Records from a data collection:
- - - - -

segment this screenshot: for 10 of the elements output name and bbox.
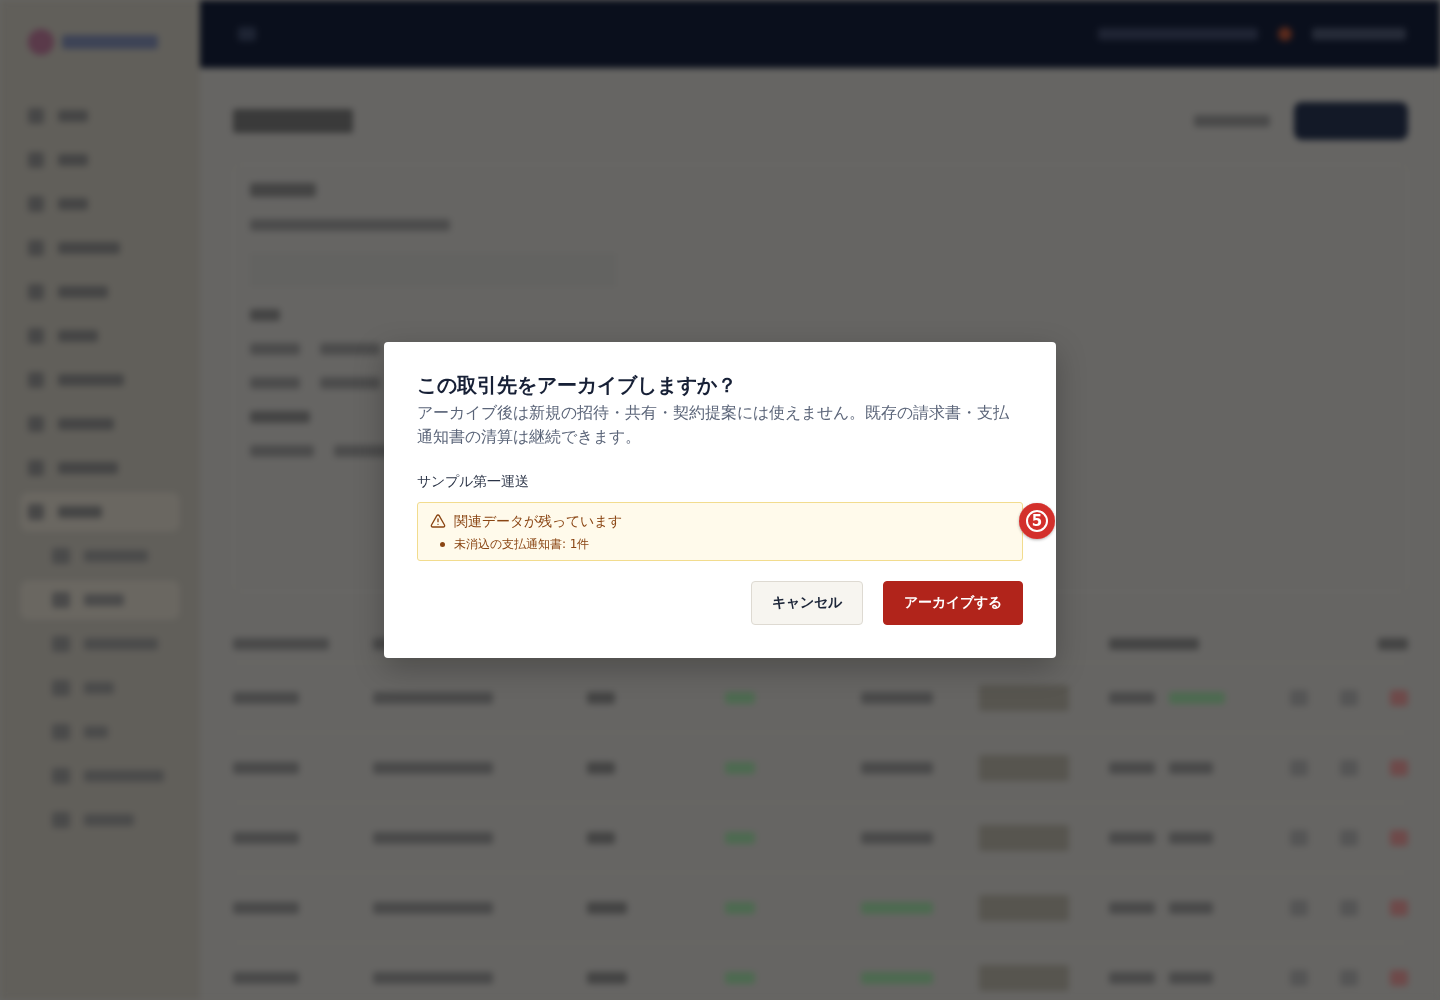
archive-button[interactable]: アーカイブする (883, 581, 1023, 625)
partner-name: サンプル第一運送 (417, 472, 529, 491)
cancel-button[interactable]: キャンセル (751, 581, 863, 625)
warning-title: 関連データが残っています (454, 512, 622, 531)
annotation-marker: 5 (1019, 503, 1055, 539)
warning-list-item: 未消込の支払通知書: 1件 (454, 536, 590, 553)
bullet-icon (440, 541, 445, 547)
warning-icon (430, 513, 446, 529)
dialog-title: この取引先をアーカイブしますか？ (417, 372, 738, 399)
dialog-description: アーカイブ後は新規の招待・共有・契約提案には使えません。既存の請求書・支払通知書の清算は継続できます。 (417, 402, 1010, 448)
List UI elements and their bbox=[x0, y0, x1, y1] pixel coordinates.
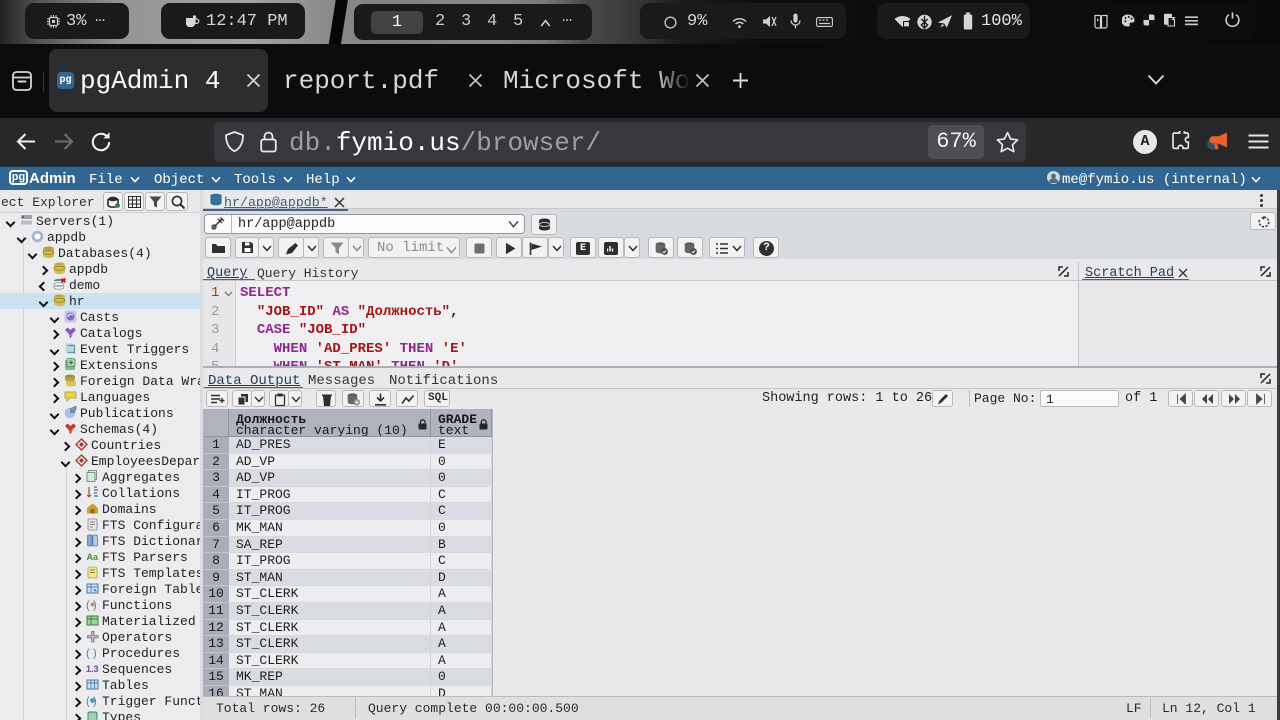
svg-text:): ) bbox=[93, 648, 97, 660]
svg-text:(: ( bbox=[86, 696, 90, 708]
svg-text:(: ( bbox=[86, 648, 90, 660]
svg-text:1.3: 1.3 bbox=[86, 664, 99, 674]
svg-text:Aa: Aa bbox=[87, 552, 99, 562]
svg-text:(: ( bbox=[86, 600, 90, 612]
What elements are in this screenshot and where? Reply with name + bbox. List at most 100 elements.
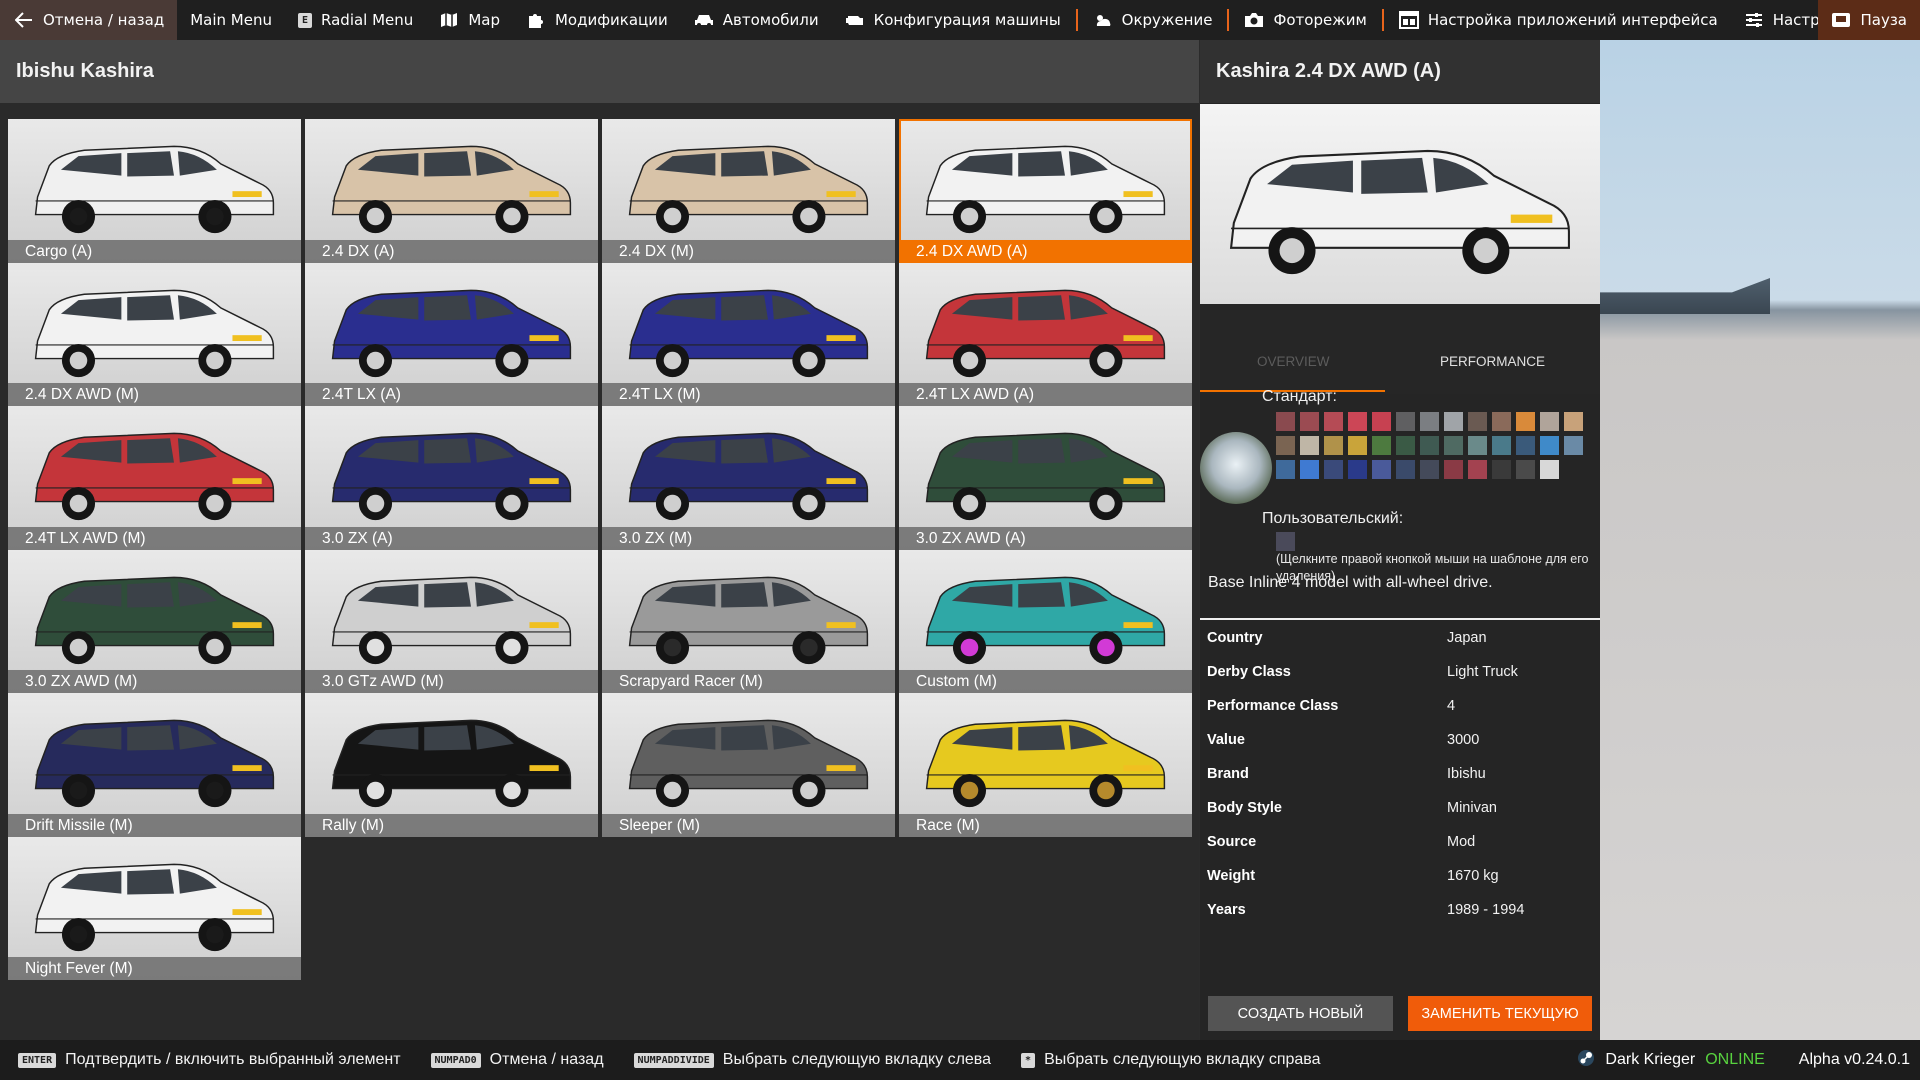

- - - - -

* [STATED GOAL]: Reproduce verbatim the lines of the records, beginning with the first line and ending after the line that contains "402, 1010, 448)". Omit the pictures from your answer.

* [OUTPUT BELOW]:
segment this screenshot: for 10 of the elements output name and bbox.
archive-button[interactable]: アーカイブする (883, 581, 1023, 625)
partner-name: サンプル第一運送 (417, 472, 529, 491)
cancel-button[interactable]: キャンセル (751, 581, 863, 625)
warning-title: 関連データが残っています (454, 512, 622, 531)
annotation-marker: 5 (1019, 503, 1055, 539)
warning-list-item: 未消込の支払通知書: 1件 (454, 536, 590, 553)
bullet-icon (440, 541, 445, 547)
warning-icon (430, 513, 446, 529)
dialog-title: この取引先をアーカイブしますか？ (417, 372, 738, 399)
dialog-description: アーカイブ後は新規の招待・共有・契約提案には使えません。既存の請求書・支払通知書の清算は継続できます。 (417, 402, 1010, 448)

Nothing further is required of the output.